**The task**
Lines that contain the string "εκπροσωπείται" are to be copied; leave out all others.

___ Records provided

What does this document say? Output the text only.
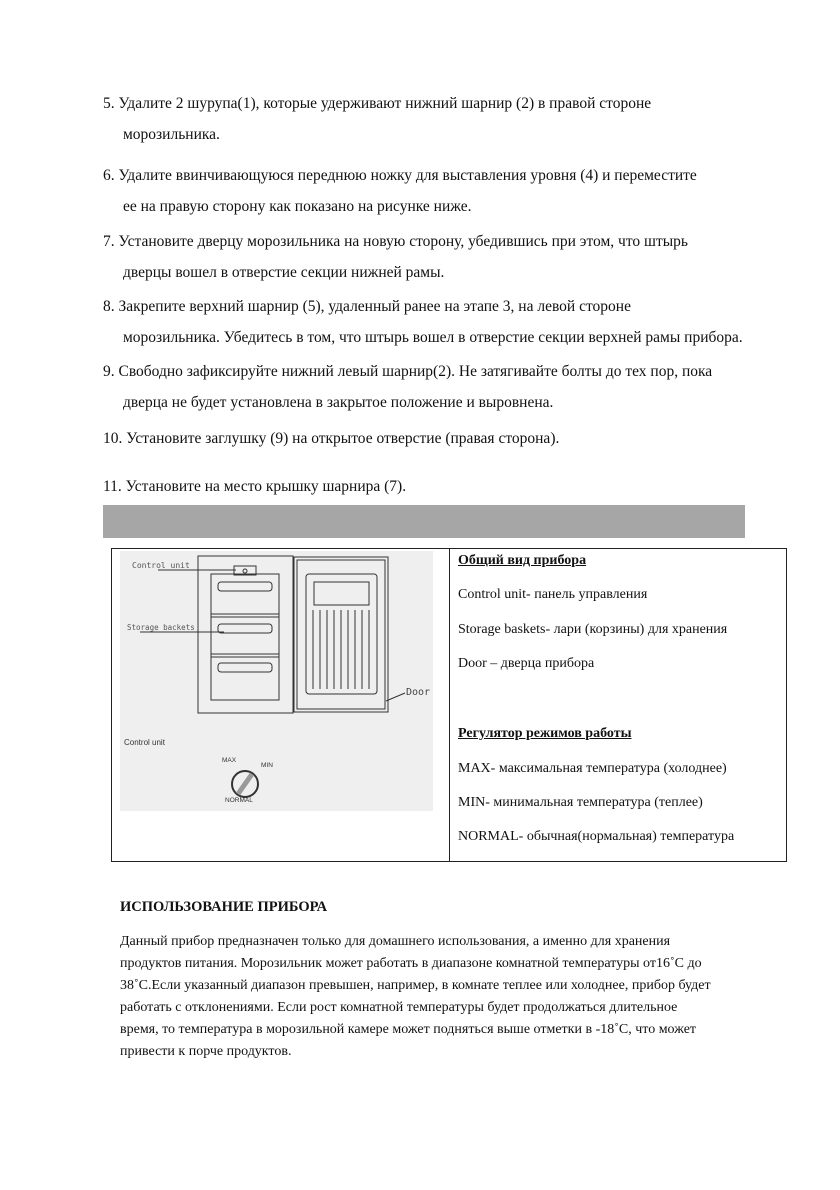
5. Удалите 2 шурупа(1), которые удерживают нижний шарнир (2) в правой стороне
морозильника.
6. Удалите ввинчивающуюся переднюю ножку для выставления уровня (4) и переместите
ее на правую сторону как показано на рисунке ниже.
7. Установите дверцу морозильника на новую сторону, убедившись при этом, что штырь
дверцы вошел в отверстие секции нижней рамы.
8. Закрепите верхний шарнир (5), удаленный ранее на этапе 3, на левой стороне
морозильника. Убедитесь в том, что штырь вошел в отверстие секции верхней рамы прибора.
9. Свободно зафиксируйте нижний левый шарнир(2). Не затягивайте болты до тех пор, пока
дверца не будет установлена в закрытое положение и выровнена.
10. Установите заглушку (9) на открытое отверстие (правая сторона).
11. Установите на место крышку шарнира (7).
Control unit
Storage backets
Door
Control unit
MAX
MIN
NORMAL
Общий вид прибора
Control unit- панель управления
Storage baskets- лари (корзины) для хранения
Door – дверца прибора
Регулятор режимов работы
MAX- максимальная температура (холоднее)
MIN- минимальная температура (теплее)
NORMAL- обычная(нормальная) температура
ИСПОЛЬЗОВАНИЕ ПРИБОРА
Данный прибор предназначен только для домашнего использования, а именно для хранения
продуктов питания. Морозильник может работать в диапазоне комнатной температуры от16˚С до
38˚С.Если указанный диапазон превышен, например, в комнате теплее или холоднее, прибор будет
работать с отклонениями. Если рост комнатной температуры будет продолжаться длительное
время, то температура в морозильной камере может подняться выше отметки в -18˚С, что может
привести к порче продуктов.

______
___ Records provided

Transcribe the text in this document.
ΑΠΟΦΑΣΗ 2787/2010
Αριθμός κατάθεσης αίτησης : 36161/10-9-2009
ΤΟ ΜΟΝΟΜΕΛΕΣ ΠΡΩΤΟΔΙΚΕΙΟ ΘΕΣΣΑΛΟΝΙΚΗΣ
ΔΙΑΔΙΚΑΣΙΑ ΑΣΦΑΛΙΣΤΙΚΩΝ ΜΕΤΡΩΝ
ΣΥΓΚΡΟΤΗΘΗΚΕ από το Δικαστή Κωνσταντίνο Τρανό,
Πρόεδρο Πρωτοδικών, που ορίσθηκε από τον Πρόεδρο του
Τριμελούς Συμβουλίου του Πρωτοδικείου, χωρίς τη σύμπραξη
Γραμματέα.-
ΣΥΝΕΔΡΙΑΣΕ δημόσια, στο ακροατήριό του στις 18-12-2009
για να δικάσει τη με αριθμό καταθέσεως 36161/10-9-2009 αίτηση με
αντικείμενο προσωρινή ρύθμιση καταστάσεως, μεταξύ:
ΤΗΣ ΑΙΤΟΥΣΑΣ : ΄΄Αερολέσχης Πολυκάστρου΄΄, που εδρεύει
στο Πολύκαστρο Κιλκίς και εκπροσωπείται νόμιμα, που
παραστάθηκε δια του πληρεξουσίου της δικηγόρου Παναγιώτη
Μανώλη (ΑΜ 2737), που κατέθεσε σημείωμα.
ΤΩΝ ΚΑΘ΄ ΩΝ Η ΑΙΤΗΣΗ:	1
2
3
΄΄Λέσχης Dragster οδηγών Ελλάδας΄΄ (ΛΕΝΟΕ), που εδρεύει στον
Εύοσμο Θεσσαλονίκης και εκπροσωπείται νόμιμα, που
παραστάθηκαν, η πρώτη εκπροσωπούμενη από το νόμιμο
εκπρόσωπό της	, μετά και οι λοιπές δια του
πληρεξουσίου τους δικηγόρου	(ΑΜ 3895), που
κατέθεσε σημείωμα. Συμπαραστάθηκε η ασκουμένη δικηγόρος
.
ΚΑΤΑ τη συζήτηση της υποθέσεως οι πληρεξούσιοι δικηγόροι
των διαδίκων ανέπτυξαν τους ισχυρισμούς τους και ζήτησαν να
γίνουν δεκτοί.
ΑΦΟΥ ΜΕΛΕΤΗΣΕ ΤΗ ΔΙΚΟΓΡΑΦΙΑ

______

**Solution to this task**
στο Πολύκαστρο Κιλκίς και εκπροσωπείται νόμιμα, που
Εύοσμο Θεσσαλονίκης και εκπροσωπείται νόμιμα, που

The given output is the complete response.